→ Your goal
Give only the number of lines that hold the word "sigma".

→ Records shown
# # #

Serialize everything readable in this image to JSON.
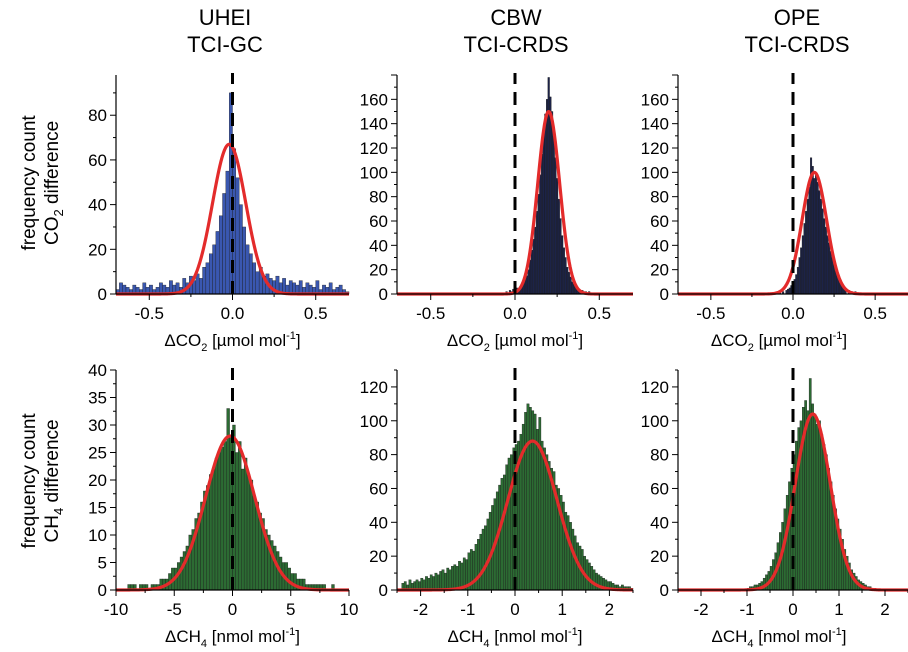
{
  "columns": [
    {
      "line1": "UHEI",
      "line2": "TCI-GC"
    },
    {
      "line1": "CBW",
      "line2": "TCI-CRDS"
    },
    {
      "line1": "OPE",
      "line2": "TCI-CRDS"
    }
  ],
  "row_labels": {
    "co2": {
      "line1": "frequency count",
      "line2_pre": "CO",
      "line2_sub": "2",
      "line2_post": " difference"
    },
    "ch4": {
      "line1": "frequency count",
      "line2_pre": "CH",
      "line2_sub": "4",
      "line2_post": " difference"
    }
  },
  "colors": {
    "co2_uhei": "#3a57b0",
    "co2_crds": "#1c2348",
    "ch4": "#2c6b33",
    "fit": "#e32b2b",
    "zero_line": "#000000"
  },
  "chart_data": [
    {
      "type": "bar",
      "panel": "co2-uhei",
      "xlabel": {
        "pre": "ΔCO",
        "sub": "2",
        "mid": " [µmol mol",
        "sup": "-1",
        "post": "]"
      },
      "xlim": [
        -0.7,
        0.7
      ],
      "xticks": [
        -0.5,
        0.0,
        0.5
      ],
      "xtick_labels": [
        "-0.5",
        "0.0",
        "0.5"
      ],
      "ylim": [
        0,
        98
      ],
      "yticks": [
        0,
        20,
        40,
        60,
        80
      ],
      "ytick_labels": [
        "0",
        "20",
        "40",
        "60",
        "80"
      ],
      "bin_width": 0.02,
      "bins_x": [
        -0.69,
        -0.67,
        -0.65,
        -0.63,
        -0.61,
        -0.59,
        -0.57,
        -0.55,
        -0.53,
        -0.51,
        -0.49,
        -0.47,
        -0.45,
        -0.43,
        -0.41,
        -0.39,
        -0.37,
        -0.35,
        -0.33,
        -0.31,
        -0.29,
        -0.27,
        -0.25,
        -0.23,
        -0.21,
        -0.19,
        -0.17,
        -0.15,
        -0.13,
        -0.11,
        -0.09,
        -0.07,
        -0.05,
        -0.03,
        -0.01,
        0.01,
        0.03,
        0.05,
        0.07,
        0.09,
        0.11,
        0.13,
        0.15,
        0.17,
        0.19,
        0.21,
        0.23,
        0.25,
        0.27,
        0.29,
        0.31,
        0.33,
        0.35,
        0.37,
        0.39,
        0.41,
        0.43,
        0.45,
        0.47,
        0.49,
        0.51,
        0.53,
        0.55,
        0.57,
        0.59,
        0.61,
        0.63,
        0.65,
        0.67,
        0.69
      ],
      "counts": [
        2,
        5,
        4,
        3,
        2,
        4,
        3,
        2,
        5,
        3,
        4,
        2,
        3,
        5,
        4,
        3,
        6,
        4,
        5,
        3,
        7,
        5,
        8,
        6,
        9,
        7,
        12,
        14,
        18,
        22,
        28,
        35,
        45,
        55,
        90,
        65,
        52,
        40,
        30,
        22,
        18,
        14,
        10,
        12,
        8,
        9,
        7,
        6,
        8,
        5,
        7,
        4,
        6,
        5,
        4,
        6,
        3,
        5,
        4,
        3,
        6,
        2,
        4,
        3,
        5,
        2,
        3,
        4,
        2,
        1
      ],
      "fit": {
        "type": "gaussian",
        "amplitude": 67,
        "center": -0.02,
        "sigma": 0.1
      },
      "zero_line": 0.0
    },
    {
      "type": "bar",
      "panel": "co2-cbw",
      "xlabel": {
        "pre": "ΔCO",
        "sub": "2",
        "mid": " [µmol mol",
        "sup": "-1",
        "post": "]"
      },
      "xlim": [
        -0.7,
        0.7
      ],
      "xticks": [
        -0.5,
        0.0,
        0.5
      ],
      "xtick_labels": [
        "-0.5",
        "0.0",
        "0.5"
      ],
      "ylim": [
        0,
        180
      ],
      "yticks": [
        0,
        20,
        40,
        60,
        80,
        100,
        120,
        140,
        160
      ],
      "ytick_labels": [
        "0",
        "20",
        "40",
        "60",
        "80",
        "100",
        "120",
        "140",
        "160"
      ],
      "bin_width": 0.01,
      "bins_x": [
        -0.05,
        -0.04,
        -0.03,
        -0.02,
        -0.01,
        0.0,
        0.01,
        0.02,
        0.03,
        0.04,
        0.05,
        0.06,
        0.07,
        0.08,
        0.09,
        0.1,
        0.11,
        0.12,
        0.13,
        0.14,
        0.15,
        0.16,
        0.17,
        0.18,
        0.19,
        0.2,
        0.21,
        0.22,
        0.23,
        0.24,
        0.25,
        0.26,
        0.27,
        0.28,
        0.29,
        0.3,
        0.31,
        0.32,
        0.33,
        0.34,
        0.35,
        0.36,
        0.37,
        0.38,
        0.39,
        0.4,
        0.41,
        0.42,
        0.43,
        0.44,
        0.45,
        0.47,
        0.5,
        0.53,
        0.56
      ],
      "counts": [
        2,
        1,
        3,
        2,
        4,
        3,
        5,
        4,
        6,
        8,
        10,
        12,
        15,
        20,
        28,
        36,
        45,
        55,
        68,
        82,
        98,
        115,
        132,
        148,
        160,
        178,
        162,
        150,
        130,
        112,
        95,
        78,
        62,
        48,
        38,
        30,
        22,
        18,
        14,
        10,
        8,
        6,
        5,
        4,
        3,
        3,
        2,
        2,
        1,
        2,
        1,
        1,
        1,
        1,
        1
      ],
      "fit": {
        "type": "gaussian",
        "amplitude": 150,
        "center": 0.2,
        "sigma": 0.065
      },
      "zero_line": 0.0
    },
    {
      "type": "bar",
      "panel": "co2-ope",
      "xlabel": {
        "pre": "ΔCO",
        "sub": "2",
        "mid": " [µmol mol",
        "sup": "-1",
        "post": "]"
      },
      "xlim": [
        -0.7,
        0.7
      ],
      "xticks": [
        -0.5,
        0.0,
        0.5
      ],
      "xtick_labels": [
        "-0.5",
        "0.0",
        "0.5"
      ],
      "ylim": [
        0,
        180
      ],
      "yticks": [
        0,
        20,
        40,
        60,
        80,
        100,
        120,
        140,
        160
      ],
      "ytick_labels": [
        "0",
        "20",
        "40",
        "60",
        "80",
        "100",
        "120",
        "140",
        "160"
      ],
      "bin_width": 0.01,
      "bins_x": [
        -0.1,
        -0.08,
        -0.06,
        -0.04,
        -0.03,
        -0.02,
        -0.01,
        0.0,
        0.01,
        0.02,
        0.03,
        0.04,
        0.05,
        0.06,
        0.07,
        0.08,
        0.09,
        0.1,
        0.11,
        0.12,
        0.13,
        0.14,
        0.15,
        0.16,
        0.17,
        0.18,
        0.19,
        0.2,
        0.21,
        0.22,
        0.23,
        0.24,
        0.25,
        0.26,
        0.27,
        0.28,
        0.29,
        0.3,
        0.31,
        0.32,
        0.34,
        0.36,
        0.38,
        0.4
      ],
      "counts": [
        1,
        2,
        2,
        3,
        4,
        5,
        7,
        9,
        12,
        16,
        22,
        30,
        38,
        48,
        58,
        68,
        78,
        88,
        112,
        105,
        95,
        98,
        92,
        85,
        78,
        70,
        62,
        55,
        48,
        42,
        35,
        30,
        24,
        19,
        15,
        12,
        9,
        7,
        5,
        4,
        3,
        2,
        2,
        1
      ],
      "fit": {
        "type": "gaussian",
        "amplitude": 100,
        "center": 0.13,
        "sigma": 0.075
      },
      "zero_line": 0.0
    },
    {
      "type": "bar",
      "panel": "ch4-uhei",
      "xlabel": {
        "pre": "ΔCH",
        "sub": "4",
        "mid": " [nmol mol",
        "sup": "-1",
        "post": "]"
      },
      "xlim": [
        -10,
        10
      ],
      "xticks": [
        -10,
        -5,
        0,
        5,
        10
      ],
      "xtick_labels": [
        "-10",
        "-5",
        "0",
        "5",
        "10"
      ],
      "ylim": [
        0,
        40
      ],
      "yticks": [
        0,
        5,
        10,
        15,
        20,
        25,
        30,
        35,
        40
      ],
      "ytick_labels": [
        "0",
        "5",
        "10",
        "15",
        "20",
        "25",
        "30",
        "35",
        "40"
      ],
      "bin_width": 0.25,
      "bins_x": [
        -8.875,
        -8.625,
        -8.375,
        -8.125,
        -7.875,
        -7.625,
        -7.375,
        -7.125,
        -6.875,
        -6.625,
        -6.375,
        -6.125,
        -5.875,
        -5.625,
        -5.375,
        -5.125,
        -4.875,
        -4.625,
        -4.375,
        -4.125,
        -3.875,
        -3.625,
        -3.375,
        -3.125,
        -2.875,
        -2.625,
        -2.375,
        -2.125,
        -1.875,
        -1.625,
        -1.375,
        -1.125,
        -0.875,
        -0.625,
        -0.375,
        -0.125,
        0.125,
        0.375,
        0.625,
        0.875,
        1.125,
        1.375,
        1.625,
        1.875,
        2.125,
        2.375,
        2.625,
        2.875,
        3.125,
        3.375,
        3.625,
        3.875,
        4.125,
        4.375,
        4.625,
        4.875,
        5.125,
        5.375,
        5.625,
        5.875,
        6.125,
        6.375,
        6.625,
        6.875,
        7.125,
        7.375,
        7.625,
        7.875,
        8.125,
        8.375,
        8.625,
        8.875
      ],
      "counts": [
        1,
        1,
        1,
        0,
        1,
        1,
        1,
        0,
        1,
        1,
        1,
        2,
        2,
        2,
        3,
        4,
        4,
        5,
        6,
        7,
        8,
        10,
        11,
        13,
        14,
        16,
        18,
        19,
        21,
        22,
        24,
        25,
        26,
        27,
        33,
        28,
        30,
        25,
        27,
        22,
        24,
        21,
        20,
        17,
        16,
        14,
        13,
        11,
        10,
        9,
        8,
        7,
        6,
        5,
        5,
        4,
        3,
        3,
        2,
        2,
        2,
        1,
        1,
        1,
        1,
        1,
        1,
        1,
        0,
        0,
        1,
        0
      ],
      "fit": {
        "type": "gaussian",
        "amplitude": 28,
        "center": -0.2,
        "sigma": 2.1
      },
      "zero_line": 0.0
    },
    {
      "type": "bar",
      "panel": "ch4-cbw",
      "xlabel": {
        "pre": "ΔCH",
        "sub": "4",
        "mid": " [nmol mol",
        "sup": "-1",
        "post": "]"
      },
      "xlim": [
        -2.5,
        2.5
      ],
      "xticks": [
        -2,
        -1,
        0,
        1,
        2
      ],
      "xtick_labels": [
        "-2",
        "-1",
        "0",
        "1",
        "2"
      ],
      "ylim": [
        0,
        130
      ],
      "yticks": [
        0,
        20,
        40,
        60,
        80,
        100,
        120
      ],
      "ytick_labels": [
        "0",
        "20",
        "40",
        "60",
        "80",
        "100",
        "120"
      ],
      "bin_width": 0.05,
      "bins_x": [
        -2.375,
        -2.325,
        -2.275,
        -2.225,
        -2.175,
        -2.125,
        -2.075,
        -2.025,
        -1.975,
        -1.925,
        -1.875,
        -1.825,
        -1.775,
        -1.725,
        -1.675,
        -1.625,
        -1.575,
        -1.525,
        -1.475,
        -1.425,
        -1.375,
        -1.325,
        -1.275,
        -1.225,
        -1.175,
        -1.125,
        -1.075,
        -1.025,
        -0.975,
        -0.925,
        -0.875,
        -0.825,
        -0.775,
        -0.725,
        -0.675,
        -0.625,
        -0.575,
        -0.525,
        -0.475,
        -0.425,
        -0.375,
        -0.325,
        -0.275,
        -0.225,
        -0.175,
        -0.125,
        -0.075,
        -0.025,
        0.025,
        0.075,
        0.125,
        0.175,
        0.225,
        0.275,
        0.325,
        0.375,
        0.425,
        0.475,
        0.525,
        0.575,
        0.625,
        0.675,
        0.725,
        0.775,
        0.825,
        0.875,
        0.925,
        0.975,
        1.025,
        1.075,
        1.125,
        1.175,
        1.225,
        1.275,
        1.325,
        1.375,
        1.425,
        1.475,
        1.525,
        1.575,
        1.625,
        1.675,
        1.725,
        1.775,
        1.825,
        1.875,
        1.925,
        1.975,
        2.025,
        2.075,
        2.125,
        2.175,
        2.225,
        2.275,
        2.325,
        2.375,
        2.425,
        2.475
      ],
      "counts": [
        4,
        5,
        3,
        6,
        4,
        5,
        6,
        5,
        7,
        6,
        8,
        7,
        9,
        8,
        10,
        9,
        11,
        12,
        10,
        13,
        12,
        14,
        15,
        14,
        17,
        16,
        19,
        18,
        22,
        24,
        23,
        27,
        30,
        33,
        36,
        38,
        42,
        46,
        50,
        54,
        58,
        62,
        66,
        68,
        74,
        78,
        80,
        84,
        86,
        88,
        92,
        98,
        105,
        110,
        108,
        106,
        104,
        95,
        102,
        88,
        84,
        80,
        76,
        72,
        70,
        62,
        60,
        56,
        52,
        46,
        44,
        40,
        36,
        32,
        28,
        26,
        24,
        20,
        18,
        16,
        14,
        12,
        10,
        9,
        8,
        7,
        6,
        5,
        5,
        4,
        3,
        3,
        2,
        3,
        2,
        2,
        2,
        1
      ],
      "fit": {
        "type": "gaussian",
        "amplitude": 88,
        "center": 0.37,
        "sigma": 0.52
      },
      "zero_line": 0.0
    },
    {
      "type": "bar",
      "panel": "ch4-ope",
      "xlabel": {
        "pre": "ΔCH",
        "sub": "4",
        "mid": " [nmol mol",
        "sup": "-1",
        "post": "]"
      },
      "xlim": [
        -2.5,
        2.5
      ],
      "xticks": [
        -2,
        -1,
        0,
        1,
        2
      ],
      "xtick_labels": [
        "-2",
        "-1",
        "0",
        "1",
        "2"
      ],
      "ylim": [
        0,
        130
      ],
      "yticks": [
        0,
        20,
        40,
        60,
        80,
        100,
        120
      ],
      "ytick_labels": [
        "0",
        "20",
        "40",
        "60",
        "80",
        "100",
        "120"
      ],
      "bin_width": 0.05,
      "bins_x": [
        -0.975,
        -0.925,
        -0.875,
        -0.825,
        -0.775,
        -0.725,
        -0.675,
        -0.625,
        -0.575,
        -0.525,
        -0.475,
        -0.425,
        -0.375,
        -0.325,
        -0.275,
        -0.225,
        -0.175,
        -0.125,
        -0.075,
        -0.025,
        0.025,
        0.075,
        0.125,
        0.175,
        0.225,
        0.275,
        0.325,
        0.375,
        0.425,
        0.475,
        0.525,
        0.575,
        0.625,
        0.675,
        0.725,
        0.775,
        0.825,
        0.875,
        0.925,
        0.975,
        1.025,
        1.075,
        1.125,
        1.175,
        1.225,
        1.275,
        1.325,
        1.375,
        1.425,
        1.475,
        1.525,
        1.575,
        1.625,
        1.675,
        1.725,
        1.775
      ],
      "counts": [
        1,
        2,
        2,
        3,
        3,
        4,
        5,
        7,
        9,
        11,
        14,
        18,
        22,
        28,
        34,
        40,
        48,
        56,
        64,
        72,
        80,
        88,
        96,
        100,
        108,
        112,
        106,
        125,
        110,
        104,
        98,
        100,
        92,
        86,
        80,
        72,
        64,
        56,
        48,
        42,
        36,
        30,
        24,
        20,
        16,
        12,
        10,
        8,
        6,
        5,
        4,
        3,
        2,
        2,
        1,
        1
      ],
      "fit": {
        "type": "gaussian",
        "amplitude": 104,
        "center": 0.43,
        "sigma": 0.38
      },
      "zero_line": 0.0
    }
  ]
}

# # #

→ Task response
6